◆ **Records from a data collection**
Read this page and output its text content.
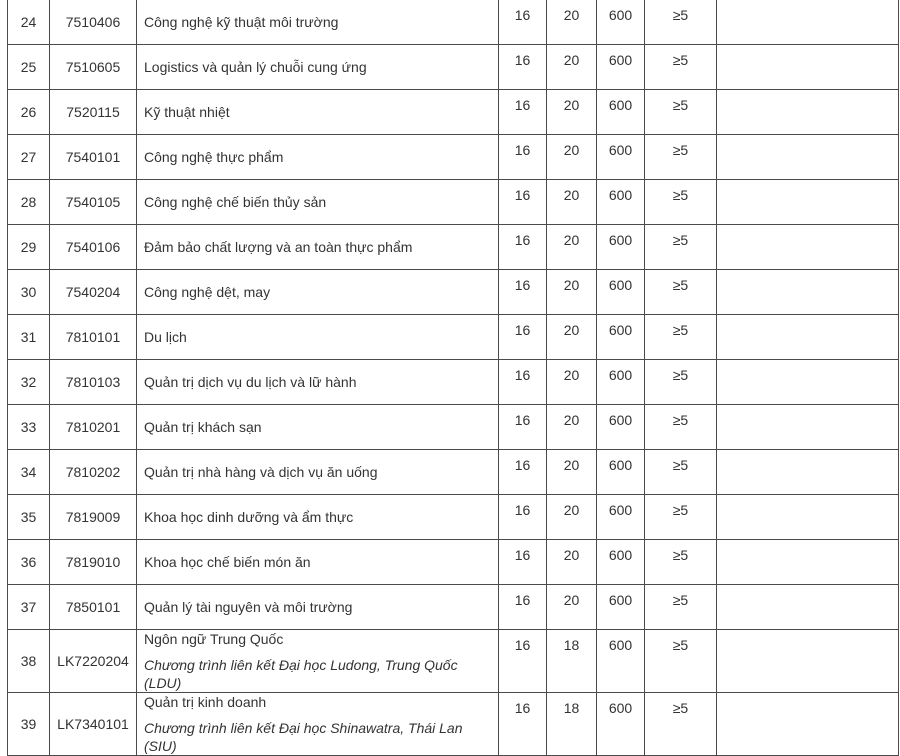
24	7510406	Công nghệ kỹ thuật môi trường	16	20	600	≥5	
25	7510605	Logistics và quản lý chuỗi cung ứng	16	20	600	≥5	
26	7520115	Kỹ thuật nhiệt	16	20	600	≥5	
27	7540101	Công nghệ thực phẩm	16	20	600	≥5	
28	7540105	Công nghệ chế biến thủy sản	16	20	600	≥5	
29	7540106	Đảm bảo chất lượng và an toàn thực phẩm	16	20	600	≥5	
30	7540204	Công nghệ dệt, may	16	20	600	≥5	
31	7810101	Du lịch	16	20	600	≥5	
32	7810103	Quản trị dịch vụ du lịch và lữ hành	16	20	600	≥5	
33	7810201	Quản trị khách sạn	16	20	600	≥5	
34	7810202	Quản trị nhà hàng và dịch vụ ăn uống	16	20	600	≥5	
35	7819009	Khoa học dinh dưỡng và ẩm thực	16	20	600	≥5	
36	7819010	Khoa học chế biến món ăn	16	20	600	≥5	
37	7850101	Quản lý tài nguyên và môi trường	16	20	600	≥5	
38	LK7220204	Ngôn ngữ Trung Quốc
Chương trình liên kết Đại học Ludong, Trung Quốc (LDU)	16	18	600	≥5	
39	LK7340101	Quản trị kinh doanh
Chương trình liên kết Đại học Shinawatra, Thái Lan (SIU)	16	18	600	≥5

◆ **Problem**
Return every line containing "phẩm".

◆ **Right answer**
27	7540101	Công nghệ thực phẩm	16	20	600	≥5	
29	7540106	Đảm bảo chất lượng và an toàn thực phẩm	16	20	600	≥5	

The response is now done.